Written exercise: In the entries below, find every line holding the string "being" and collect it.
*-*-*
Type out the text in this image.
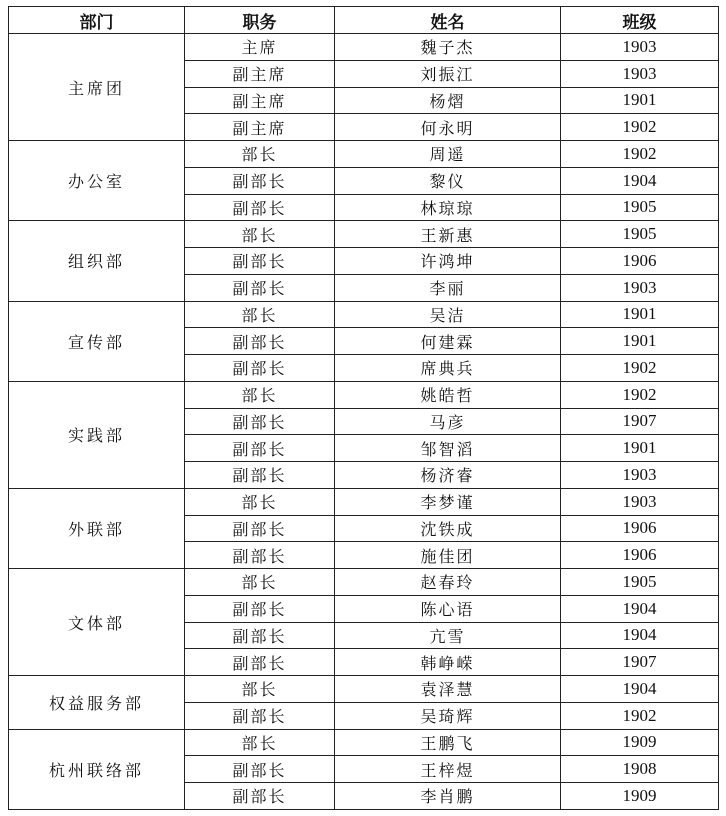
部门	职务	姓名	班级
主席团	主席	魏子杰	1903
	副主席	刘振江	1903
	副主席	杨熠	1901
	副主席	何永明	1902
办公室	部长	周遥	1902
	副部长	黎仪	1904
	副部长	林琼琼	1905
组织部	部长	王新惠	1905
	副部长	许鸿坤	1906
	副部长	李丽	1903
宣传部	部长	吴洁	1901
	副部长	何建霖	1901
	副部长	席典兵	1902
实践部	部长	姚皓哲	1902
	副部长	马彦	1907
	副部长	邹智滔	1901
	副部长	杨济睿	1903
外联部	部长	李梦谨	1903
	副部长	沈铁成	1906
	副部长	施佳团	1906
文体部	部长	赵春玲	1905
	副部长	陈心语	1904
	副部长	亢雪	1904
	副部长	韩峥嵘	1907
权益服务部	部长	袁泽慧	1904
	副部长	吴琦辉	1902
杭州联络部	部长	王鹏飞	1909
	副部长	王梓煜	1908
	副部长	李肖鹏	1909
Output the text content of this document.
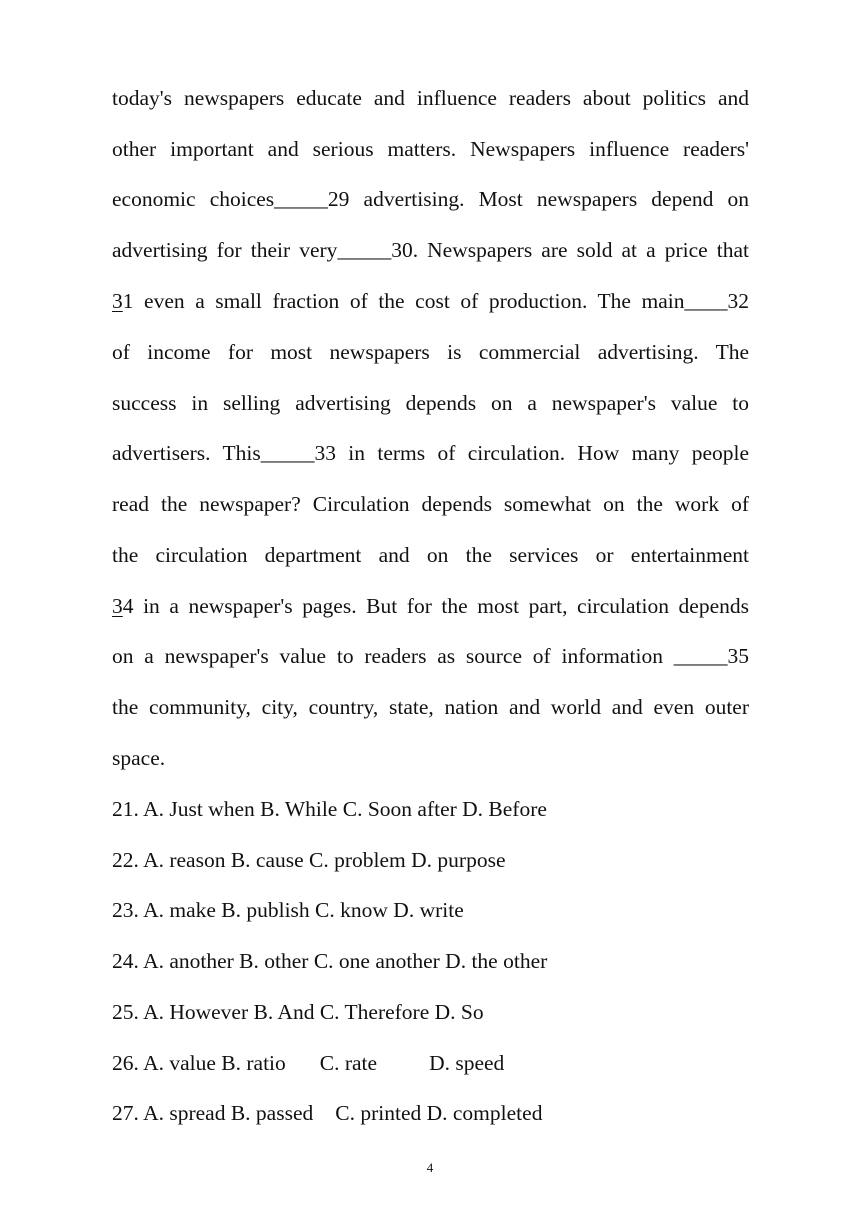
today's newspapers educate and influence readers about politics and
other important and serious matters. Newspapers influence readers'
economic choices_____29 advertising. Most newspapers depend on
advertising for their very_____30. Newspapers are sold at a price that
31 even a small fraction of the cost of production. The main____32
of income for most newspapers is commercial advertising. The
success in selling advertising depends on a newspaper's value to
advertisers. This_____33 in terms of circulation. How many people
read the newspaper? Circulation depends somewhat on the work of
the circulation department and on the services or entertainment
34 in a newspaper's pages. But for the most part, circulation depends
on a newspaper's value to readers as source of information _____35
the community, city, country, state, nation and world and even outer
space.
21. A. Just when B. While C. Soon after D. Before
22. A. reason B. cause C. problem D. purpose
23. A. make B. publish C. know D. write
24. A. another B. other C. one another D. the other
25. A. However B. And C. Therefore D. So
26. A. value B. ratio C. rate D. speed
27. A. spread B. passed C. printed D. completed
4
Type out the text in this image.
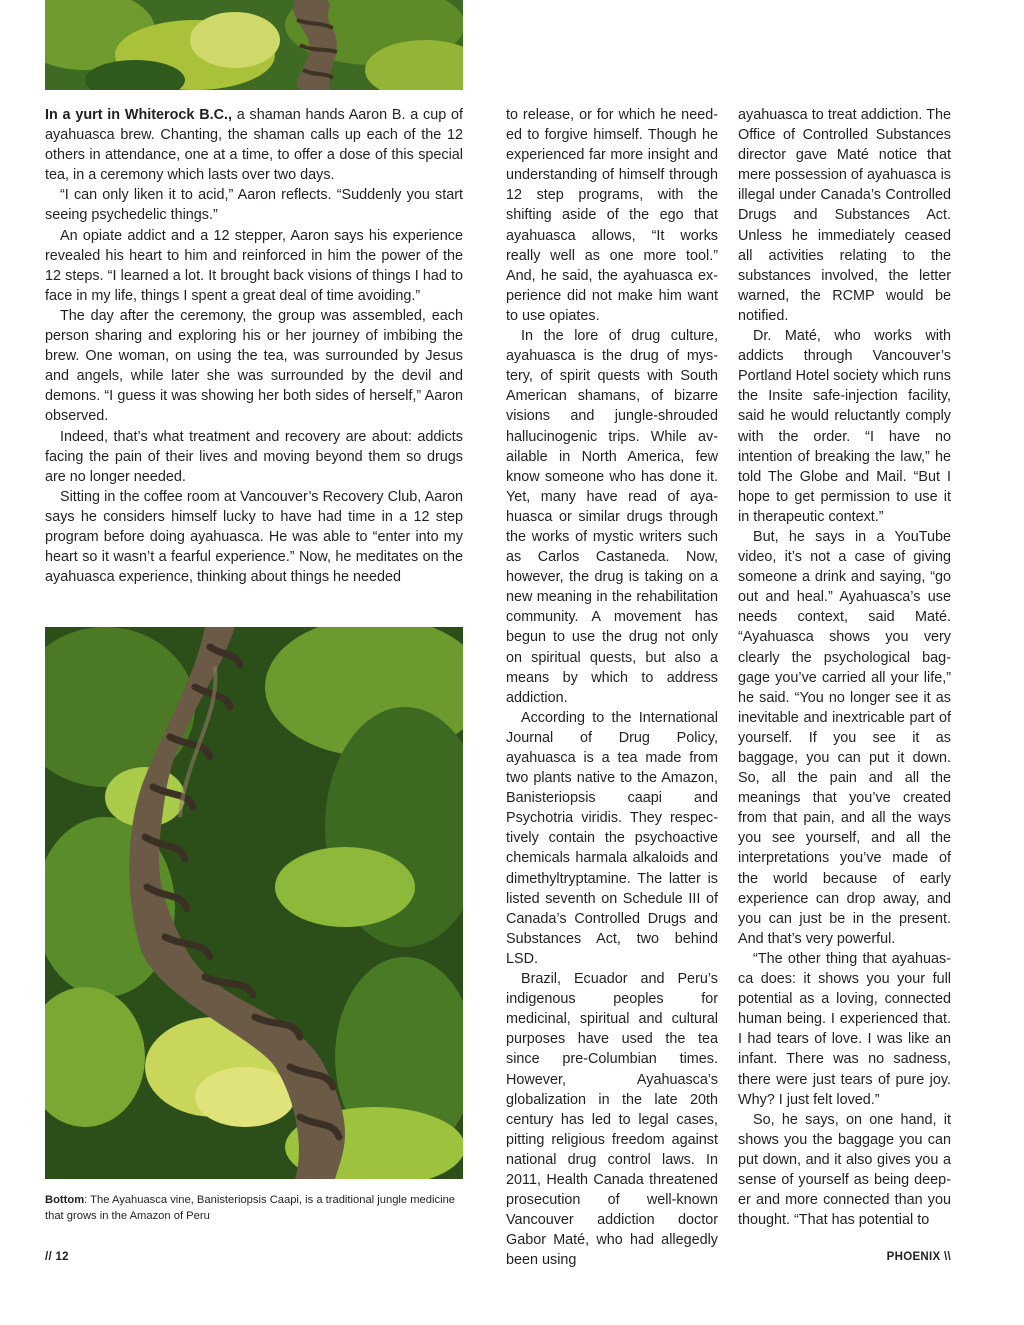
In a yurt in Whiterock B.C., a shaman hands Aaron B. a cup of ayahuasca brew. Chanting, the shaman calls up each of the 12 others in attendance, one at a time, to offer a dose of this special tea, in a ceremony which lasts over two days.

“I can only liken it to acid,” Aaron reflects. “Suddenly you start seeing psychedelic things.”

An opiate addict and a 12 stepper, Aaron says his experience revealed his heart to him and reinforced in him the power of the 12 steps. “I learned a lot. It brought back visions of things I had to face in my life, things I spent a great deal of time avoiding.”

The day after the ceremony, the group was assembled, each person sharing and exploring his or her journey of imbibing the brew. One woman, on using the tea, was surrounded by Jesus and angels, while later she was surrounded by the devil and demons. “I guess it was showing her both sides of herself,” Aaron observed.

Indeed, that’s what treatment and recovery are about: addicts facing the pain of their lives and moving beyond them so drugs are no longer needed.

Sitting in the coffee room at Vancouver’s Recovery Club, Aaron says he considers himself lucky to have had time in a 12 step program before doing ayahuasca. He was able to “enter into my heart so it wasn’t a fearful experience.” Now, he meditates on the ayahuasca experience, thinking about things he needed

Bottom: The Ayahuasca vine, Banisteriopsis Caapi, is a traditional jungle medicine that grows in the Amazon of Peru

to release, or for which he needed to forgive himself. Though he experienced far more insight and understanding of himself through 12 step programs, with the shifting aside of the ego that ayahuasca allows, “It works really well as one more tool.” And, he said, the ayahuasca experience did not make him want to use opiates.

In the lore of drug culture, ayahuasca is the drug of mystery, of spirit quests with South American shamans, of bizarre visions and jungle-shrouded hallucinogenic trips. While available in North America, few know someone who has done it. Yet, many have read of ayahuasca or similar drugs through the works of mystic writers such as Carlos Castaneda. Now, however, the drug is taking on a new meaning in the rehabilitation community. A movement has begun to use the drug not only on spiritual quests, but also a means by which to address addiction.

According to the International Journal of Drug Policy, ayahuasca is a tea made from two plants native to the Amazon, Banisteriopsis caapi and Psychotria viridis. They respectively contain the psychoactive chemicals harmala alkaloids and dimethyltryptamine. The latter is listed seventh on Schedule III of Canada’s Controlled Drugs and Substances Act, two behind LSD.

Brazil, Ecuador and Peru’s indigenous peoples for medicinal, spiritual and cultural purposes have used the tea since pre-Columbian times. However, Ayahuasca’s globalization in the late 20th century has led to legal cases, pitting religious freedom against national drug control laws. In 2011, Health Canada threatened prosecution of well-known Vancouver addiction doctor Gabor Maté, who had allegedly been using

ayahuasca to treat addiction. The Office of Controlled Substances director gave Maté notice that mere possession of ayahuasca is illegal under Canada’s Controlled Drugs and Substances Act. Unless he immediately ceased all activities relating to the substances involved, the letter warned, the RCMP would be notified.

Dr. Maté, who works with addicts through Vancouver’s Portland Hotel society which runs the Insite safe-injection facility, said he would reluctantly comply with the order. “I have no intention of breaking the law,” he told The Globe and Mail. “But I hope to get permission to use it in therapeutic context.”

But, he says in a YouTube video, it’s not a case of giving someone a drink and saying, “go out and heal.” Ayahuasca’s use needs context, said Maté. “Ayahuasca shows you very clearly the psychological baggage you’ve carried all your life,” he said. “You no longer see it as inevitable and inextricable part of yourself. If you see it as baggage, you can put it down. So, all the pain and all the meanings that you’ve created from that pain, and all the ways you see yourself, and all the interpretations you’ve made of the world because of early experience can drop away, and you can just be in the present. And that’s very powerful.

“The other thing that ayahuasca does: it shows you your full potential as a loving, connected human being. I experienced that. I had tears of love. I was like an infant. There was no sadness, there were just tears of pure joy. Why? I just felt loved.”

So, he says, on one hand, it shows you the baggage you can put down, and it also gives you a sense of yourself as being deeper and more connected than you thought. “That has potential to

// 12	PHOENIX \\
*-*-*
Solution to the exercise:
“The other thing that ayahuasca does: it shows you your full potential as a loving, connected human being. I experienced that. I had tears of love. I was like an infant. There was no sadness, there were just tears of pure joy. Why? I just felt loved.”
So, he says, on one hand, it shows you the baggage you can put down, and it also gives you a sense of yourself as being deeper and more connected than you thought. “That has potential to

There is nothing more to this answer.